__Goal of the exercise__
Read through the data and report every line in which the word "clipsim" occurs.

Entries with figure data
## Start

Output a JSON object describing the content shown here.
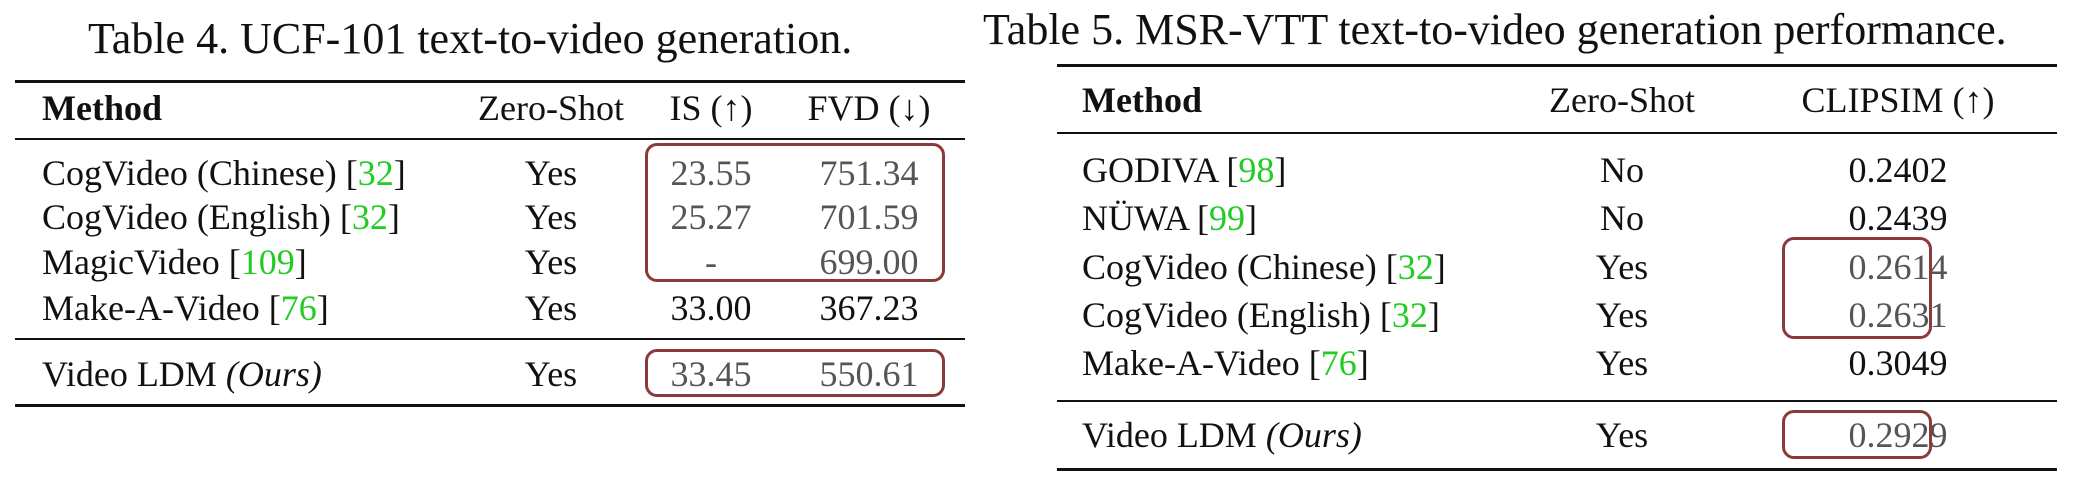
{
  "table4": {
    "caption": "Table 4. UCF-101 text-to-video generation.",
    "headers": {
      "method": "Method",
      "zero_shot": "Zero-Shot",
      "is": "IS (↑)",
      "fvd": "FVD (↓)"
    },
    "rows": [
      {
        "method": "CogVideo (Chinese) ",
        "ref": "32",
        "zero_shot": "Yes",
        "is": "23.55",
        "fvd": "751.34"
      },
      {
        "method": "CogVideo (English) ",
        "ref": "32",
        "zero_shot": "Yes",
        "is": "25.27",
        "fvd": "701.59"
      },
      {
        "method": "MagicVideo ",
        "ref": "109",
        "zero_shot": "Yes",
        "is": "-",
        "fvd": "699.00"
      },
      {
        "method": "Make-A-Video ",
        "ref": "76",
        "zero_shot": "Yes",
        "is": "33.00",
        "fvd": "367.23"
      }
    ],
    "ours": {
      "method": "Video LDM ",
      "method_italic": "(Ours)",
      "zero_shot": "Yes",
      "is": "33.45",
      "fvd": "550.61"
    }
  },
  "table5": {
    "caption": "Table 5. MSR-VTT text-to-video generation performance.",
    "headers": {
      "method": "Method",
      "zero_shot": "Zero-Shot",
      "clipsim": "CLIPSIM (↑)"
    },
    "rows": [
      {
        "method": "GODIVA ",
        "ref": "98",
        "zero_shot": "No",
        "clipsim": "0.2402"
      },
      {
        "method": "NÜWA ",
        "ref": "99",
        "zero_shot": "No",
        "clipsim": "0.2439"
      },
      {
        "method": "CogVideo (Chinese) ",
        "ref": "32",
        "zero_shot": "Yes",
        "clipsim": "0.2614"
      },
      {
        "method": "CogVideo (English) ",
        "ref": "32",
        "zero_shot": "Yes",
        "clipsim": "0.2631"
      },
      {
        "method": "Make-A-Video ",
        "ref": "76",
        "zero_shot": "Yes",
        "clipsim": "0.3049"
      }
    ],
    "ours": {
      "method": "Video LDM ",
      "method_italic": "(Ours)",
      "zero_shot": "Yes",
      "clipsim": "0.2929"
    }
  },
  "colors": {
    "citation": "#22cc22",
    "highlight_box": "#8b3a3a",
    "muted_text": "#555555"
  }
}
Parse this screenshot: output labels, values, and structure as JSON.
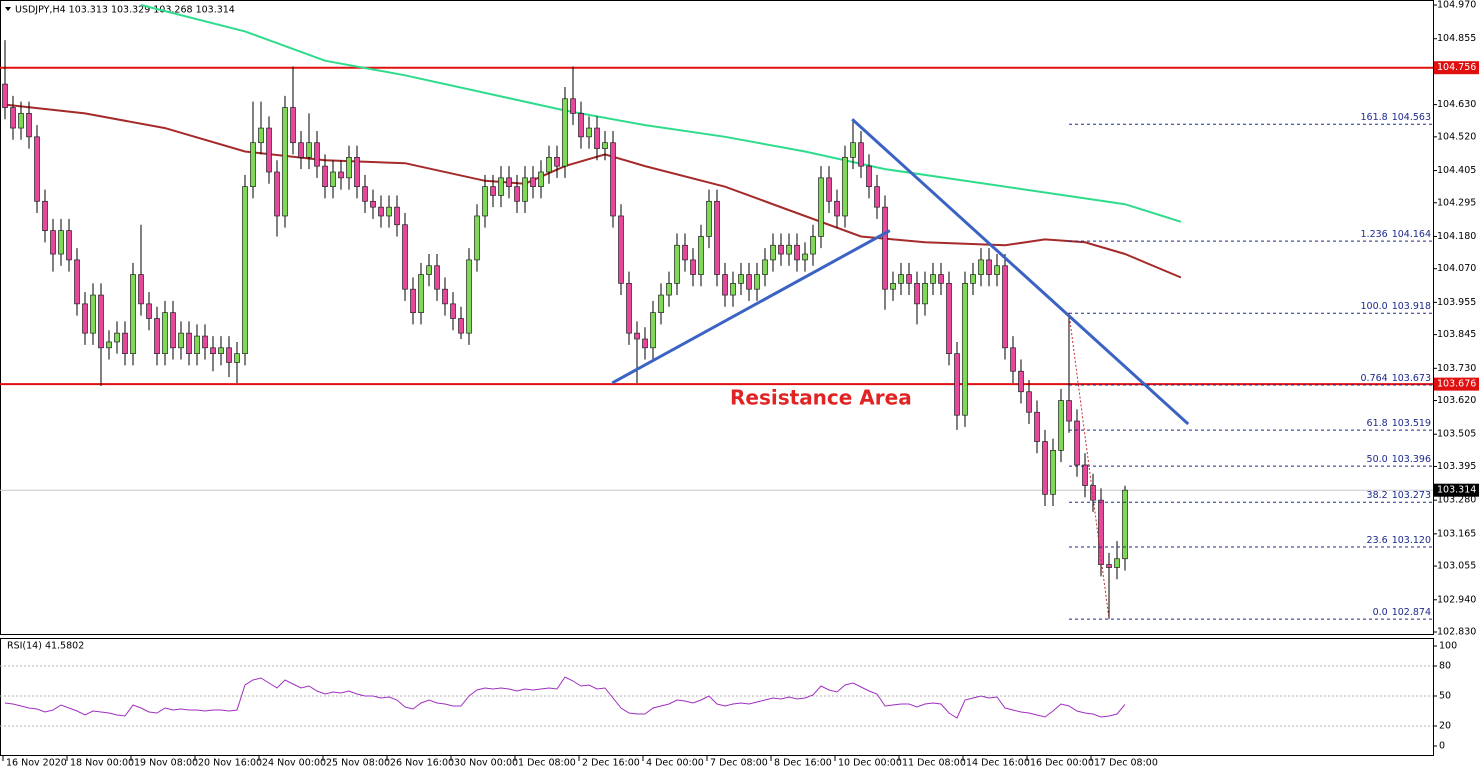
{
  "chart_data": [
    {
      "type": "candlestick",
      "title": "USDJPY,H4  103.313 103.329 103.268 103.314",
      "annotation": "Resistance Area",
      "up_color": "#7fd957",
      "down_color": "#e6489c",
      "categories": [
        "16 Nov 2020",
        null,
        null,
        null,
        null,
        null,
        null,
        null,
        "18 Nov 00:00",
        null,
        null,
        null,
        null,
        null,
        null,
        null,
        "19 Nov 08:00",
        null,
        null,
        null,
        null,
        null,
        null,
        null,
        "20 Nov 16:00",
        null,
        null,
        null,
        null,
        null,
        null,
        null,
        "24 Nov 00:00",
        null,
        null,
        null,
        null,
        null,
        null,
        null,
        "25 Nov 08:00",
        null,
        null,
        null,
        null,
        null,
        null,
        null,
        "26 Nov 16:00",
        null,
        null,
        null,
        null,
        null,
        null,
        null,
        "30 Nov 00:00",
        null,
        null,
        null,
        null,
        null,
        null,
        null,
        "1 Dec 08:00",
        null,
        null,
        null,
        null,
        null,
        null,
        null,
        "2 Dec 16:00",
        null,
        null,
        null,
        null,
        null,
        null,
        null,
        "4 Dec 00:00",
        null,
        null,
        null,
        null,
        null,
        null,
        null,
        "7 Dec 08:00",
        null,
        null,
        null,
        null,
        null,
        null,
        null,
        "8 Dec 16:00",
        null,
        null,
        null,
        null,
        null,
        null,
        null,
        "10 Dec 00:00",
        null,
        null,
        null,
        null,
        null,
        null,
        null,
        "11 Dec 08:00",
        null,
        null,
        null,
        null,
        null,
        null,
        null,
        "14 Dec 16:00",
        null,
        null,
        null,
        null,
        null,
        null,
        null,
        "16 Dec 00:00",
        null,
        null,
        null,
        null,
        null,
        null,
        null,
        "17 Dec 08:00",
        null,
        null,
        null,
        null
      ],
      "open": [
        104.7,
        104.62,
        104.55,
        104.6,
        104.52,
        104.3,
        104.2,
        104.12,
        104.2,
        104.1,
        103.95,
        103.85,
        103.98,
        103.8,
        103.82,
        103.85,
        103.78,
        104.05,
        103.95,
        103.9,
        103.78,
        103.92,
        103.8,
        103.85,
        103.78,
        103.84,
        103.8,
        103.78,
        103.8,
        103.75,
        103.78,
        104.35,
        104.5,
        104.55,
        104.4,
        104.25,
        104.62,
        104.5,
        104.45,
        104.5,
        104.42,
        104.35,
        104.4,
        104.38,
        104.45,
        104.35,
        104.3,
        104.28,
        104.25,
        104.28,
        104.22,
        104.0,
        103.92,
        104.05,
        104.08,
        104.0,
        103.95,
        103.9,
        103.85,
        104.1,
        104.25,
        104.35,
        104.32,
        104.38,
        104.35,
        104.3,
        104.38,
        104.35,
        104.4,
        104.45,
        104.42,
        104.65,
        104.6,
        104.52,
        104.55,
        104.48,
        104.5,
        104.25,
        104.02,
        103.85,
        103.83,
        103.8,
        103.92,
        103.98,
        104.02,
        104.15,
        104.1,
        104.05,
        104.18,
        104.3,
        104.05,
        103.98,
        104.02,
        104.05,
        104.0,
        104.05,
        104.1,
        104.15,
        104.12,
        104.15,
        104.1,
        104.12,
        104.18,
        104.38,
        104.3,
        104.25,
        104.45,
        104.5,
        104.42,
        104.35,
        104.28,
        104.0,
        104.02,
        104.05,
        104.02,
        103.95,
        104.02,
        104.05,
        104.02,
        103.78,
        103.57,
        104.02,
        104.05,
        104.1,
        104.05,
        104.08,
        103.8,
        103.72,
        103.65,
        103.58,
        103.48,
        103.3,
        103.45,
        103.62,
        103.55,
        103.4,
        103.33,
        103.28,
        103.06,
        103.05,
        103.08
      ],
      "high": [
        104.85,
        104.66,
        104.64,
        104.64,
        104.56,
        104.34,
        104.24,
        104.24,
        104.24,
        104.14,
        103.99,
        104.02,
        104.02,
        103.86,
        103.89,
        103.89,
        104.09,
        104.22,
        103.99,
        103.94,
        103.96,
        103.96,
        103.89,
        103.89,
        103.88,
        103.88,
        103.84,
        103.84,
        103.84,
        103.82,
        104.39,
        104.64,
        104.64,
        104.59,
        104.44,
        104.66,
        104.76,
        104.54,
        104.6,
        104.54,
        104.46,
        104.44,
        104.44,
        104.49,
        104.49,
        104.39,
        104.34,
        104.32,
        104.32,
        104.32,
        104.26,
        104.04,
        104.09,
        104.12,
        104.12,
        104.04,
        103.99,
        103.94,
        104.14,
        104.29,
        104.39,
        104.39,
        104.42,
        104.42,
        104.39,
        104.42,
        104.42,
        104.44,
        104.49,
        104.49,
        104.69,
        104.76,
        104.64,
        104.59,
        104.59,
        104.54,
        104.54,
        104.29,
        104.06,
        103.89,
        103.87,
        103.96,
        104.02,
        104.06,
        104.19,
        104.19,
        104.14,
        104.22,
        104.34,
        104.34,
        104.09,
        104.06,
        104.09,
        104.09,
        104.09,
        104.14,
        104.19,
        104.19,
        104.19,
        104.19,
        104.16,
        104.22,
        104.42,
        104.42,
        104.34,
        104.49,
        104.58,
        104.54,
        104.46,
        104.39,
        104.32,
        104.06,
        104.09,
        104.09,
        104.06,
        104.06,
        104.09,
        104.09,
        104.06,
        103.82,
        104.06,
        104.09,
        104.14,
        104.14,
        104.12,
        104.12,
        103.84,
        103.76,
        103.69,
        103.62,
        103.52,
        103.49,
        103.66,
        103.92,
        103.59,
        103.44,
        103.37,
        103.32,
        103.1,
        103.14,
        103.329
      ],
      "low": [
        104.58,
        104.51,
        104.51,
        104.48,
        104.26,
        104.16,
        104.06,
        104.08,
        104.06,
        103.91,
        103.81,
        103.81,
        103.67,
        103.76,
        103.78,
        103.74,
        103.74,
        103.91,
        103.86,
        103.74,
        103.74,
        103.76,
        103.76,
        103.74,
        103.74,
        103.76,
        103.72,
        103.74,
        103.7,
        103.68,
        103.74,
        104.31,
        104.46,
        104.36,
        104.18,
        104.21,
        104.46,
        104.41,
        104.41,
        104.38,
        104.31,
        104.31,
        104.34,
        104.34,
        104.31,
        104.26,
        104.24,
        104.21,
        104.21,
        104.18,
        103.96,
        103.88,
        103.88,
        104.01,
        103.96,
        103.91,
        103.86,
        103.83,
        103.81,
        104.06,
        104.21,
        104.28,
        104.28,
        104.31,
        104.26,
        104.26,
        104.31,
        104.31,
        104.36,
        104.38,
        104.38,
        104.56,
        104.48,
        104.48,
        104.44,
        104.44,
        104.21,
        103.98,
        103.81,
        103.68,
        103.76,
        103.76,
        103.88,
        103.94,
        103.98,
        104.06,
        104.01,
        104.01,
        104.14,
        104.01,
        103.94,
        103.94,
        103.98,
        103.96,
        103.96,
        104.01,
        104.06,
        104.08,
        104.08,
        104.06,
        104.06,
        104.08,
        104.14,
        104.26,
        104.21,
        104.21,
        104.41,
        104.38,
        104.31,
        104.24,
        103.93,
        103.96,
        103.98,
        103.98,
        103.88,
        103.91,
        103.98,
        103.98,
        103.74,
        103.52,
        103.53,
        103.98,
        104.01,
        104.01,
        104.01,
        103.76,
        103.68,
        103.61,
        103.54,
        103.44,
        103.26,
        103.26,
        103.41,
        103.51,
        103.36,
        103.29,
        103.24,
        103.02,
        102.874,
        103.01,
        103.04
      ],
      "close": [
        104.62,
        104.55,
        104.6,
        104.52,
        104.3,
        104.2,
        104.12,
        104.2,
        104.1,
        103.95,
        103.85,
        103.98,
        103.8,
        103.82,
        103.85,
        103.78,
        104.05,
        103.95,
        103.9,
        103.78,
        103.92,
        103.8,
        103.85,
        103.78,
        103.84,
        103.8,
        103.78,
        103.8,
        103.75,
        103.78,
        104.35,
        104.5,
        104.55,
        104.4,
        104.25,
        104.62,
        104.5,
        104.45,
        104.5,
        104.42,
        104.35,
        104.4,
        104.38,
        104.45,
        104.35,
        104.3,
        104.28,
        104.25,
        104.28,
        104.22,
        104.0,
        103.92,
        104.05,
        104.08,
        104.0,
        103.95,
        103.9,
        103.85,
        104.1,
        104.25,
        104.35,
        104.32,
        104.38,
        104.35,
        104.3,
        104.38,
        104.35,
        104.4,
        104.45,
        104.42,
        104.65,
        104.6,
        104.52,
        104.55,
        104.48,
        104.5,
        104.25,
        104.02,
        103.85,
        103.83,
        103.8,
        103.92,
        103.98,
        104.02,
        104.15,
        104.1,
        104.05,
        104.18,
        104.3,
        104.05,
        103.98,
        104.02,
        104.05,
        104.0,
        104.05,
        104.1,
        104.15,
        104.12,
        104.15,
        104.1,
        104.12,
        104.18,
        104.38,
        104.3,
        104.25,
        104.45,
        104.5,
        104.42,
        104.35,
        104.28,
        104.0,
        104.02,
        104.05,
        104.02,
        103.95,
        104.02,
        104.05,
        104.02,
        103.78,
        103.57,
        104.02,
        104.05,
        104.1,
        104.05,
        104.08,
        103.8,
        103.72,
        103.65,
        103.58,
        103.48,
        103.3,
        103.45,
        103.62,
        103.55,
        103.4,
        103.33,
        103.28,
        103.06,
        103.05,
        103.08,
        103.314
      ],
      "series": [
        {
          "color": "#a52a2a",
          "x": [
            0,
            10,
            20,
            30,
            40,
            50,
            60,
            65,
            70,
            75,
            80,
            90,
            100,
            107,
            115,
            125,
            130,
            135,
            140,
            147
          ],
          "values": [
            104.63,
            104.6,
            104.55,
            104.47,
            104.44,
            104.43,
            104.37,
            104.36,
            104.42,
            104.46,
            104.42,
            104.35,
            104.25,
            104.18,
            104.16,
            104.15,
            104.17,
            104.16,
            104.12,
            104.04
          ]
        },
        {
          "color": "#2edc8c",
          "x": [
            17,
            30,
            40,
            50,
            60,
            70,
            80,
            90,
            100,
            110,
            120,
            130,
            140,
            147
          ],
          "values": [
            104.97,
            104.88,
            104.78,
            104.73,
            104.67,
            104.61,
            104.56,
            104.52,
            104.47,
            104.41,
            104.37,
            104.33,
            104.29,
            104.23
          ]
        }
      ],
      "trendlines": [
        {
          "color": "#3b63c4",
          "x": [
            75.9,
            110.6
          ],
          "y": [
            103.68,
            104.2
          ]
        },
        {
          "color": "#3b63c4",
          "x": [
            105.9,
            147.9
          ],
          "y": [
            104.58,
            103.54
          ]
        }
      ],
      "hlines": [
        {
          "value": 104.756,
          "color": "#e01010"
        },
        {
          "value": 103.676,
          "color": "#e01010"
        }
      ],
      "last": 103.314,
      "fib": {
        "color": "#1c2a8c",
        "anchor_color": "#c03030",
        "x": [
          133,
          138
        ],
        "levels": [
          {
            "ratio": "161.8",
            "value": 104.563
          },
          {
            "ratio": "1.236",
            "value": 104.164
          },
          {
            "ratio": "100.0",
            "value": 103.918
          },
          {
            "ratio": "0.764",
            "value": 103.673
          },
          {
            "ratio": "61.8",
            "value": 103.519
          },
          {
            "ratio": "50.0",
            "value": 103.396
          },
          {
            "ratio": "38.2",
            "value": 103.273
          },
          {
            "ratio": "23.6",
            "value": {
              "value": 103.12,
              "label": "103.120"
            }
          },
          {
            "ratio": "0.0",
            "value": 102.874
          }
        ]
      },
      "ylim": [
        102.83,
        104.97
      ],
      "yticks": [
        {
          "value": 104.97,
          "label": "104.970"
        },
        104.855,
        {
          "value": 104.63,
          "label": "104.630"
        },
        {
          "value": 104.52,
          "label": "104.520"
        },
        104.405,
        104.295,
        {
          "value": 104.18,
          "label": "104.180"
        },
        {
          "value": 104.07,
          "label": "104.070"
        },
        103.955,
        103.845,
        {
          "value": 103.73,
          "label": "103.730"
        },
        {
          "value": 103.62,
          "label": "103.620"
        },
        103.505,
        103.395,
        {
          "value": 103.28,
          "label": "103.280"
        },
        103.165,
        103.055,
        {
          "value": 102.94,
          "label": "102.940"
        },
        {
          "value": 102.83,
          "label": "102.830"
        }
      ]
    },
    {
      "type": "line",
      "title": "RSI(14) 41.5802",
      "color": "#a030c0",
      "ylim": [
        0,
        100
      ],
      "yticks": [
        0,
        20,
        50,
        80,
        100
      ],
      "values": [
        43,
        42,
        40,
        38,
        37,
        34,
        36,
        41,
        38,
        35,
        31,
        35,
        34,
        33,
        31,
        30,
        41,
        38,
        34,
        33,
        38,
        36,
        37,
        36,
        36,
        35,
        36,
        36,
        35,
        36,
        61,
        66,
        68,
        63,
        58,
        66,
        62,
        58,
        60,
        55,
        52,
        54,
        53,
        55,
        52,
        50,
        50,
        48,
        49,
        46,
        39,
        37,
        43,
        46,
        43,
        42,
        40,
        40,
        50,
        56,
        58,
        57,
        58,
        57,
        55,
        57,
        56,
        57,
        58,
        57,
        69,
        65,
        60,
        61,
        57,
        58,
        48,
        38,
        33,
        32,
        32,
        38,
        40,
        42,
        46,
        45,
        43,
        46,
        50,
        42,
        40,
        42,
        43,
        42,
        44,
        46,
        48,
        47,
        49,
        47,
        48,
        51,
        60,
        56,
        54,
        61,
        63,
        59,
        55,
        52,
        40,
        41,
        42,
        42,
        39,
        42,
        43,
        42,
        33,
        28,
        46,
        48,
        50,
        48,
        49,
        38,
        36,
        34,
        33,
        31,
        29,
        35,
        42,
        40,
        35,
        33,
        32,
        29,
        30,
        32,
        41.5802
      ]
    }
  ]
}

## End

__Answer in full__
      "clipsim": "CLIPSIM (↑)"
        "clipsim": "0.2402"
        "clipsim": "0.2439"
        "clipsim": "0.2614"
        "clipsim": "0.2631"
        "clipsim": "0.3049"
      "clipsim": "0.2929"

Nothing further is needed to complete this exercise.